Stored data

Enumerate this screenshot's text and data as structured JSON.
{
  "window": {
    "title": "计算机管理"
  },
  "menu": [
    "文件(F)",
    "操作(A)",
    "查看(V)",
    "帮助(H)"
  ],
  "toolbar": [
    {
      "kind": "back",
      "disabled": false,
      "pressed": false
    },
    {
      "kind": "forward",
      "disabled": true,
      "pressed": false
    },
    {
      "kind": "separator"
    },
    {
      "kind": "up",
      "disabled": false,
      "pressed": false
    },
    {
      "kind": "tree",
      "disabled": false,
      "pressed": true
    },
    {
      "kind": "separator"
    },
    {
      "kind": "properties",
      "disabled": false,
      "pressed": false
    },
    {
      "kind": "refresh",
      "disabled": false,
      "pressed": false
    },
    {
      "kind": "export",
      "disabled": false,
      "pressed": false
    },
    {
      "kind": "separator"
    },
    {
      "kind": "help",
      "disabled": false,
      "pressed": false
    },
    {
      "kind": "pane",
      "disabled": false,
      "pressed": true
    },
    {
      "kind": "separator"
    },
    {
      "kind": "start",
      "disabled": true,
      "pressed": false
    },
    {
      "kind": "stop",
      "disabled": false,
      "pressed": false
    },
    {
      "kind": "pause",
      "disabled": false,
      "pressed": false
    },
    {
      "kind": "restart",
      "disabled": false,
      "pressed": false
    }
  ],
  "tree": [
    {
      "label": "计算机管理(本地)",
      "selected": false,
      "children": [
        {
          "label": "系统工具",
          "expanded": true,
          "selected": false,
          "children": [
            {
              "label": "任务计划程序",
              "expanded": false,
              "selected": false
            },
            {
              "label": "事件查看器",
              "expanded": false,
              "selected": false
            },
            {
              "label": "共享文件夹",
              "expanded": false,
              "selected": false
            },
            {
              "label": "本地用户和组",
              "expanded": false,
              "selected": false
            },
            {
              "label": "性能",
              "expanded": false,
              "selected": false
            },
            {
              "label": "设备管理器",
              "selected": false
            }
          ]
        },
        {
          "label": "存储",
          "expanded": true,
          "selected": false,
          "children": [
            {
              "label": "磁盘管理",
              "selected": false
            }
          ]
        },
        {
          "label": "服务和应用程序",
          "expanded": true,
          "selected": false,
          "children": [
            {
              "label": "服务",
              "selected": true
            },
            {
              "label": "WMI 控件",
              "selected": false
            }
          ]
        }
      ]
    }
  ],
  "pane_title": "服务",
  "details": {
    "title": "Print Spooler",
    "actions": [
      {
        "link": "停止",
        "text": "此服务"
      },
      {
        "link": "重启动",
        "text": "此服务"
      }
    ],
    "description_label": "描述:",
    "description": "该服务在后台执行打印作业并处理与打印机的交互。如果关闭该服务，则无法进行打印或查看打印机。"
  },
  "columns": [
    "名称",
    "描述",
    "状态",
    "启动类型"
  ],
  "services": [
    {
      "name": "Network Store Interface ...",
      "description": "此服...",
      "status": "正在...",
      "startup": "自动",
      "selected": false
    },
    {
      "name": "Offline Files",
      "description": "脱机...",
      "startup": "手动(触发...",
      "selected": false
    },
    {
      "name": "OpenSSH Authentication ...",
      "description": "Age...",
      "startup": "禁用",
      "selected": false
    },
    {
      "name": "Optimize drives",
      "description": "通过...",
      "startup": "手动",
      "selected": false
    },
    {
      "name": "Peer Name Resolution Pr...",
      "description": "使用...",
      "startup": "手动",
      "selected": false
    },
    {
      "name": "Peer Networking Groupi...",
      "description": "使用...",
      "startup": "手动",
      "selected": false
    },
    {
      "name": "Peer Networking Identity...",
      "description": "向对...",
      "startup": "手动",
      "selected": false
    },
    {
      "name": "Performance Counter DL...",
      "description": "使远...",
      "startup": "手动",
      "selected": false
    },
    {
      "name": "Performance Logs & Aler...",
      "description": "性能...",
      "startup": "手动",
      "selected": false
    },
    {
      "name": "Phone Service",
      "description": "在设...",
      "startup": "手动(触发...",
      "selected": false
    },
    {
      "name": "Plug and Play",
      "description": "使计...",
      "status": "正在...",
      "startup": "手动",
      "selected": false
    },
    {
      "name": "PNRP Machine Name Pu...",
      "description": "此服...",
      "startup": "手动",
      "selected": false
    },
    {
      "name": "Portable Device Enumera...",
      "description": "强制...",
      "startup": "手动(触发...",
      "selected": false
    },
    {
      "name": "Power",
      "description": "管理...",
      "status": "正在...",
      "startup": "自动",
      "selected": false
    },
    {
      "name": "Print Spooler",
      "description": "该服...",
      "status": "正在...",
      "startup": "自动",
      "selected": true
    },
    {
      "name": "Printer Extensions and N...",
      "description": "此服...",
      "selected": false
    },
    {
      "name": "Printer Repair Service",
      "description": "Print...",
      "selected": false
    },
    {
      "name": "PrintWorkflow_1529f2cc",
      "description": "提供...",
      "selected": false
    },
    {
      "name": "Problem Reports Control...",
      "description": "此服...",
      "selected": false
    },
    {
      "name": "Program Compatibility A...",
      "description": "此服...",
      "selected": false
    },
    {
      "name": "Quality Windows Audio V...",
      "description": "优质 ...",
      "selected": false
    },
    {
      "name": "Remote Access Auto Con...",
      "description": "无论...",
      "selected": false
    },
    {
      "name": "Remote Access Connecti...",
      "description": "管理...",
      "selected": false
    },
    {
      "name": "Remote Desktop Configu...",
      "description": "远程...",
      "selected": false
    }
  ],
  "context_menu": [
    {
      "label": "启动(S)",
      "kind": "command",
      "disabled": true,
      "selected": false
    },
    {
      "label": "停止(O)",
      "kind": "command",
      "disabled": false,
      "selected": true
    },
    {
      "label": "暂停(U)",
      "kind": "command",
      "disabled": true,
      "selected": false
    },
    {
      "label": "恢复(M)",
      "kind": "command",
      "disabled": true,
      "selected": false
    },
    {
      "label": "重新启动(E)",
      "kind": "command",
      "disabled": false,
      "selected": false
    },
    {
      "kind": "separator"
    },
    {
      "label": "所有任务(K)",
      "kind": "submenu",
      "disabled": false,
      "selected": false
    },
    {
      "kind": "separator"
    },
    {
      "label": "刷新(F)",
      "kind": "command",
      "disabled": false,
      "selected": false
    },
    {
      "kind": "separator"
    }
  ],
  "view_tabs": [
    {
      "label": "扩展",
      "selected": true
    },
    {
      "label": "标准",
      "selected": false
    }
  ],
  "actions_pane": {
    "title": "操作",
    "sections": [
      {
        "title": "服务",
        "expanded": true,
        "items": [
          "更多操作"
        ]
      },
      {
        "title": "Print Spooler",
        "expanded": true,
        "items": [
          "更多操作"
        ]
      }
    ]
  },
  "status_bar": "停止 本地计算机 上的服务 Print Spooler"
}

Aim » Write down every line of the data exactly as it appears above.

Exercise answer »
Enumerate this screenshot's text and data as structured JSON.
{
  "window": {
    "title": "计算机管理"
  },
  "menu": [
    "文件(F)",
    "操作(A)",
    "查看(V)",
    "帮助(H)"
  ],
  "toolbar": [
    {
      "kind": "back",
      "disabled": false,
      "pressed": false
    },
    {
      "kind": "forward",
      "disabled": true,
      "pressed": false
    },
    {
      "kind": "separator"
    },
    {
      "kind": "up",
      "disabled": false,
      "pressed": false
    },
    {
      "kind": "tree",
      "disabled": false,
      "pressed": true
    },
    {
      "kind": "separator"
    },
    {
      "kind": "properties",
      "disabled": false,
      "pressed": false
    },
    {
      "kind": "refresh",
      "disabled": false,
      "pressed": false
    },
    {
      "kind": "export",
      "disabled": false,
      "pressed": false
    },
    {
      "kind": "separator"
    },
    {
      "kind": "help",
      "disabled": false,
      "pressed": false
    },
    {
      "kind": "pane",
      "disabled": false,
      "pressed": true
    },
    {
      "kind": "separator"
    },
    {
      "kind": "start",
      "disabled": true,
      "pressed": false
    },
    {
      "kind": "stop",
      "disabled": false,
      "pressed": false
    },
    {
      "kind": "pause",
      "disabled": false,
      "pressed": false
    },
    {
      "kind": "restart",
      "disabled": false,
      "pressed": false
    }
  ],
  "tree": [
    {
      "label": "计算机管理(本地)",
      "selected": false,
      "children": [
        {
          "label": "系统工具",
          "expanded": true,
          "selected": false,
          "children": [
            {
              "label": "任务计划程序",
              "expanded": false,
              "selected": false
            },
            {
              "label": "事件查看器",
              "expanded": false,
              "selected": false
            },
            {
              "label": "共享文件夹",
              "expanded": false,
              "selected": false
            },
            {
              "label": "本地用户和组",
              "expanded": false,
              "selected": false
            },
            {
              "label": "性能",
              "expanded": false,
              "selected": false
            },
            {
              "label": "设备管理器",
              "selected": false
            }
          ]
        },
        {
          "label": "存储",
          "expanded": true,
          "selected": false,
          "children": [
            {
              "label": "磁盘管理",
              "selected": false
            }
          ]
        },
        {
          "label": "服务和应用程序",
          "expanded": true,
          "selected": false,
          "children": [
            {
              "label": "服务",
              "selected": true
            },
            {
              "label": "WMI 控件",
              "selected": false
            }
          ]
        }
      ]
    }
  ],
  "pane_title": "服务",
  "details": {
    "title": "Print Spooler",
    "actions": [
      {
        "link": "停止",
        "text": "此服务"
      },
      {
        "link": "重启动",
        "text": "此服务"
      }
    ],
    "description_label": "描述:",
    "description": "该服务在后台执行打印作业并处理与打印机的交互。如果关闭该服务，则无法进行打印或查看打印机。"
  },
  "columns": [
    "名称",
    "描述",
    "状态",
    "启动类型"
  ],
  "services": [
    {
      "name": "Network Store Interface ...",
      "description": "此服...",
      "status": "正在...",
      "startup": "自动",
      "selected": false
    },
    {
      "name": "Offline Files",
      "description": "脱机...",
      "startup": "手动(触发...",
      "selected": false
    },
    {
      "name": "OpenSSH Authentication ...",
      "description": "Age...",
      "startup": "禁用",
      "selected": false
    },
    {
      "name": "Optimize drives",
      "description": "通过...",
      "startup": "手动",
      "selected": false
    },
    {
      "name": "Peer Name Resolution Pr...",
      "description": "使用...",
      "startup": "手动",
      "selected": false
    },
    {
      "name": "Peer Networking Groupi...",
      "description": "使用...",
      "startup": "手动",
      "selected": false
    },
    {
      "name": "Peer Networking Identity...",
      "description": "向对...",
      "startup": "手动",
      "selected": false
    },
    {
      "name": "Performance Counter DL...",
      "description": "使远...",
      "startup": "手动",
      "selected": false
    },
    {
      "name": "Performance Logs & Aler...",
      "description": "性能...",
      "startup": "手动",
      "selected": false
    },
    {
      "name": "Phone Service",
      "description": "在设...",
      "startup": "手动(触发...",
      "selected": false
    },
    {
      "name": "Plug and Play",
      "description": "使计...",
      "status": "正在...",
      "startup": "手动",
      "selected": false
    },
    {
      "name": "PNRP Machine Name Pu...",
      "description": "此服...",
      "startup": "手动",
      "selected": false
    },
    {
      "name": "Portable Device Enumera...",
      "description": "强制...",
      "startup": "手动(触发...",
      "selected": false
    },
    {
      "name": "Power",
      "description": "管理...",
      "status": "正在...",
      "startup": "自动",
      "selected": false
    },
    {
      "name": "Print Spooler",
      "description": "该服...",
      "status": "正在...",
      "startup": "自动",
      "selected": true
    },
    {
      "name": "Printer Extensions and N...",
      "description": "此服...",
      "selected": false
    },
    {
      "name": "Printer Repair Service",
      "description": "Print...",
      "selected": false
    },
    {
      "name": "PrintWorkflow_1529f2cc",
      "description": "提供...",
      "selected": false
    },
    {
      "name": "Problem Reports Control...",
      "description": "此服...",
      "selected": false
    },
    {
      "name": "Program Compatibility A...",
      "description": "此服...",
      "selected": false
    },
    {
      "name": "Quality Windows Audio V...",
      "description": "优质 ...",
      "selected": false
    },
    {
      "name": "Remote Access Auto Con...",
      "description": "无论...",
      "selected": false
    },
    {
      "name": "Remote Access Connecti...",
      "description": "管理...",
      "selected": false
    },
    {
      "name": "Remote Desktop Configu...",
      "description": "远程...",
      "selected": false
    }
  ],
  "context_menu": [
    {
      "label": "启动(S)",
      "kind": "command",
      "disabled": true,
      "selected": false
    },
    {
      "label": "停止(O)",
      "kind": "command",
      "disabled": false,
      "selected": true
    },
    {
      "label": "暂停(U)",
      "kind": "command",
      "disabled": true,
      "selected": false
    },
    {
      "label": "恢复(M)",
      "kind": "command",
      "disabled": true,
      "selected": false
    },
    {
      "label": "重新启动(E)",
      "kind": "command",
      "disabled": false,
      "selected": false
    },
    {
      "kind": "separator"
    },
    {
      "label": "所有任务(K)",
      "kind": "submenu",
      "disabled": false,
      "selected": false
    },
    {
      "kind": "separator"
    },
    {
      "label": "刷新(F)",
      "kind": "command",
      "disabled": false,
      "selected": false
    },
    {
      "kind": "separator"
    }
  ],
  "view_tabs": [
    {
      "label": "扩展",
      "selected": true
    },
    {
      "label": "标准",
      "selected": false
    }
  ],
  "actions_pane": {
    "title": "操作",
    "sections": [
      {
        "title": "服务",
        "expanded": true,
        "items": [
          "更多操作"
        ]
      },
      {
        "title": "Print Spooler",
        "expanded": true,
        "items": [
          "更多操作"
        ]
      }
    ]
  },
  "status_bar": "停止 本地计算机 上的服务 Print Spooler"
}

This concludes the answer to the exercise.